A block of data
::::::::::
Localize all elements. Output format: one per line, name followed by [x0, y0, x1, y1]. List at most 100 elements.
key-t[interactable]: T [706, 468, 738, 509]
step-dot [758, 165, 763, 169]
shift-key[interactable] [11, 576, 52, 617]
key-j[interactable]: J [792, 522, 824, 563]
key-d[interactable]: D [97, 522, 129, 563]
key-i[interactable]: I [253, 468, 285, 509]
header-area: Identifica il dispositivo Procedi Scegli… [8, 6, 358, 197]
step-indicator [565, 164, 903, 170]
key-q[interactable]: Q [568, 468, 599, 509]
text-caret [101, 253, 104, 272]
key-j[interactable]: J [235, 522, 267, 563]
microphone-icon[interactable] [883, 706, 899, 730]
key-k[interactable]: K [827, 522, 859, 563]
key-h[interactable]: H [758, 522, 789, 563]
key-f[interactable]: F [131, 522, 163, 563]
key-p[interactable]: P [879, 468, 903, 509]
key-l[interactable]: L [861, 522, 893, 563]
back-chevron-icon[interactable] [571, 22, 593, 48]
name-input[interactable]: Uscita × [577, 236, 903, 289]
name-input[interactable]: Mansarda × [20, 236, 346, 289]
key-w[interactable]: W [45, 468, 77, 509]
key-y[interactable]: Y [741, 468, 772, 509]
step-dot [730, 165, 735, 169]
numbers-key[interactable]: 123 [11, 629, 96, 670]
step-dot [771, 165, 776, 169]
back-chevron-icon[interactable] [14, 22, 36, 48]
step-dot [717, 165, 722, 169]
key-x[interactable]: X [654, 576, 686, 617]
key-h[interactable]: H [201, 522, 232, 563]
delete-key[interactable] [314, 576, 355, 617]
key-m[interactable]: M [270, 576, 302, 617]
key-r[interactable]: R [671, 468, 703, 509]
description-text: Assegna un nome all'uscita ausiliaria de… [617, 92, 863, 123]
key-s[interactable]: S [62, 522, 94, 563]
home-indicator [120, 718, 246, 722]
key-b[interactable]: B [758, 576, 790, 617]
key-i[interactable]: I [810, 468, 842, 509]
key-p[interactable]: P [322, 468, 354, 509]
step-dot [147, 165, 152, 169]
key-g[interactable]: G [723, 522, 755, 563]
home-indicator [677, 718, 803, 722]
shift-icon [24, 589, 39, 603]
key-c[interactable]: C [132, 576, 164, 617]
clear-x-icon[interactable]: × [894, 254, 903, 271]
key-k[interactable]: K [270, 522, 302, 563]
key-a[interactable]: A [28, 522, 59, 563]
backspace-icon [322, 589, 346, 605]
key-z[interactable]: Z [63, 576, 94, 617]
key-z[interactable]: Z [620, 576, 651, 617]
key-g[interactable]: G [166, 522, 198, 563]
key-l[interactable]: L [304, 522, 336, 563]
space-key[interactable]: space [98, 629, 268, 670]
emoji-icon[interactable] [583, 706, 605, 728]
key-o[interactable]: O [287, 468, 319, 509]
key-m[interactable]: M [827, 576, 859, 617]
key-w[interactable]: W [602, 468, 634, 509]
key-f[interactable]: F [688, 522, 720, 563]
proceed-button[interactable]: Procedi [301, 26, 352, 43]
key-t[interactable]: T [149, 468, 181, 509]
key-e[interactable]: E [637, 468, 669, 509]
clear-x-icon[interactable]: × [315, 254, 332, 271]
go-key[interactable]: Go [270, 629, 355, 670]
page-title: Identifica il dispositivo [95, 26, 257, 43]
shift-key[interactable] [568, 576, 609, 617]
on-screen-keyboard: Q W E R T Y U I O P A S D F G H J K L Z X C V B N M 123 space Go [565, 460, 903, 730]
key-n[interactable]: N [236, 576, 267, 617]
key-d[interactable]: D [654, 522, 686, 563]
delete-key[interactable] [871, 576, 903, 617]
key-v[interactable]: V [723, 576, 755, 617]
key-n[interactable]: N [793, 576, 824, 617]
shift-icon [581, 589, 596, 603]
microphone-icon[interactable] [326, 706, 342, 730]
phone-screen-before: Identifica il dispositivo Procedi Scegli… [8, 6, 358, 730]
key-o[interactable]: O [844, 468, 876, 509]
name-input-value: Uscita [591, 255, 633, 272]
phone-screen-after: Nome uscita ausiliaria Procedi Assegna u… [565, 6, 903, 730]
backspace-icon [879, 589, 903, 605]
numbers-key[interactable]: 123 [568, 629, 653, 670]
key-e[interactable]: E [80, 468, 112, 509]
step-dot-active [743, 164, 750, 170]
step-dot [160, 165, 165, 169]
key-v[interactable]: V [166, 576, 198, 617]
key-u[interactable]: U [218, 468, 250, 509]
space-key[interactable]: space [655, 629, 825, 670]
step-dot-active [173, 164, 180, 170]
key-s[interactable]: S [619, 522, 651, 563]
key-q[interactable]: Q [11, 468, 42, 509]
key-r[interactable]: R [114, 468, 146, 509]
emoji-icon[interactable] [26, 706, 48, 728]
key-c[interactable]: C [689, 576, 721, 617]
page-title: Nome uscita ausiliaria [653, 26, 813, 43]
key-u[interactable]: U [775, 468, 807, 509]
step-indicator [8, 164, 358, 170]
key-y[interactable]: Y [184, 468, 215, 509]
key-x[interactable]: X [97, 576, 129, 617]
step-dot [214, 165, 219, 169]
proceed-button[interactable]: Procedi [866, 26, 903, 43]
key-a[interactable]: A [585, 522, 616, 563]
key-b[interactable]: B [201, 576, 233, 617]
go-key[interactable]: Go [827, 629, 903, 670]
::::::::::
▶ [Required work] Write out these lines again, switching "home-indicator" to "home-bar" wherever it occurs and leaving everything else as is.

▶ [Response to this exercise]
Localize all elements. Output format: one per line, name followed by [x0, y0, x1, y1]. List at most 100 elements.
key-t[interactable]: T [706, 468, 738, 509]
step-dot [758, 165, 763, 169]
shift-key[interactable] [11, 576, 52, 617]
key-j[interactable]: J [792, 522, 824, 563]
key-d[interactable]: D [97, 522, 129, 563]
key-i[interactable]: I [253, 468, 285, 509]
header-area: Identifica il dispositivo Procedi Scegli… [8, 6, 358, 197]
step-indicator [565, 164, 903, 170]
key-q[interactable]: Q [568, 468, 599, 509]
text-caret [101, 253, 104, 272]
key-j[interactable]: J [235, 522, 267, 563]
microphone-icon[interactable] [883, 706, 899, 730]
key-k[interactable]: K [827, 522, 859, 563]
key-h[interactable]: H [758, 522, 789, 563]
key-f[interactable]: F [131, 522, 163, 563]
key-p[interactable]: P [879, 468, 903, 509]
key-l[interactable]: L [861, 522, 893, 563]
back-chevron-icon[interactable] [571, 22, 593, 48]
name-input[interactable]: Uscita × [577, 236, 903, 289]
name-input[interactable]: Mansarda × [20, 236, 346, 289]
key-w[interactable]: W [45, 468, 77, 509]
key-y[interactable]: Y [741, 468, 772, 509]
step-dot [730, 165, 735, 169]
numbers-key[interactable]: 123 [11, 629, 96, 670]
step-dot [771, 165, 776, 169]
back-chevron-icon[interactable] [14, 22, 36, 48]
step-dot [717, 165, 722, 169]
key-x[interactable]: X [654, 576, 686, 617]
key-h[interactable]: H [201, 522, 232, 563]
delete-key[interactable] [314, 576, 355, 617]
key-m[interactable]: M [270, 576, 302, 617]
key-r[interactable]: R [671, 468, 703, 509]
description-text: Assegna un nome all'uscita ausiliaria de… [617, 92, 863, 123]
key-s[interactable]: S [62, 522, 94, 563]
home-bar [120, 718, 246, 722]
key-b[interactable]: B [758, 576, 790, 617]
key-i[interactable]: I [810, 468, 842, 509]
key-p[interactable]: P [322, 468, 354, 509]
step-dot [147, 165, 152, 169]
key-g[interactable]: G [723, 522, 755, 563]
home-bar [677, 718, 803, 722]
shift-icon [24, 589, 39, 603]
key-c[interactable]: C [132, 576, 164, 617]
clear-x-icon[interactable]: × [894, 254, 903, 271]
key-k[interactable]: K [270, 522, 302, 563]
key-a[interactable]: A [28, 522, 59, 563]
backspace-icon [322, 589, 346, 605]
key-z[interactable]: Z [63, 576, 94, 617]
key-z[interactable]: Z [620, 576, 651, 617]
key-g[interactable]: G [166, 522, 198, 563]
key-l[interactable]: L [304, 522, 336, 563]
space-key[interactable]: space [98, 629, 268, 670]
emoji-icon[interactable] [583, 706, 605, 728]
key-o[interactable]: O [287, 468, 319, 509]
key-m[interactable]: M [827, 576, 859, 617]
key-w[interactable]: W [602, 468, 634, 509]
key-f[interactable]: F [688, 522, 720, 563]
proceed-button[interactable]: Procedi [301, 26, 352, 43]
key-t[interactable]: T [149, 468, 181, 509]
key-e[interactable]: E [637, 468, 669, 509]
clear-x-icon[interactable]: × [315, 254, 332, 271]
go-key[interactable]: Go [270, 629, 355, 670]
page-title: Identifica il dispositivo [95, 26, 257, 43]
shift-key[interactable] [568, 576, 609, 617]
on-screen-keyboard: Q W E R T Y U I O P A S D F G H J K L Z X C V B N M 123 space Go [565, 460, 903, 730]
key-n[interactable]: N [236, 576, 267, 617]
key-d[interactable]: D [654, 522, 686, 563]
delete-key[interactable] [871, 576, 903, 617]
key-v[interactable]: V [723, 576, 755, 617]
key-n[interactable]: N [793, 576, 824, 617]
shift-icon [581, 589, 596, 603]
microphone-icon[interactable] [326, 706, 342, 730]
phone-screen-before: Identifica il dispositivo Procedi Scegli… [8, 6, 358, 730]
key-o[interactable]: O [844, 468, 876, 509]
name-input-value: Uscita [591, 255, 633, 272]
phone-screen-after: Nome uscita ausiliaria Procedi Assegna u… [565, 6, 903, 730]
backspace-icon [879, 589, 903, 605]
numbers-key[interactable]: 123 [568, 629, 653, 670]
key-e[interactable]: E [80, 468, 112, 509]
step-dot-active [743, 164, 750, 170]
step-dot [160, 165, 165, 169]
key-v[interactable]: V [166, 576, 198, 617]
key-u[interactable]: U [218, 468, 250, 509]
space-key[interactable]: space [655, 629, 825, 670]
step-dot-active [173, 164, 180, 170]
key-s[interactable]: S [619, 522, 651, 563]
key-q[interactable]: Q [11, 468, 42, 509]
key-r[interactable]: R [114, 468, 146, 509]
emoji-icon[interactable] [26, 706, 48, 728]
key-c[interactable]: C [689, 576, 721, 617]
page-title: Nome uscita ausiliaria [653, 26, 813, 43]
key-u[interactable]: U [775, 468, 807, 509]
step-indicator [8, 164, 358, 170]
key-y[interactable]: Y [184, 468, 215, 509]
key-x[interactable]: X [97, 576, 129, 617]
step-dot [214, 165, 219, 169]
proceed-button[interactable]: Procedi [866, 26, 903, 43]
key-a[interactable]: A [585, 522, 616, 563]
key-b[interactable]: B [201, 576, 233, 617]
go-key[interactable]: Go [827, 629, 903, 670]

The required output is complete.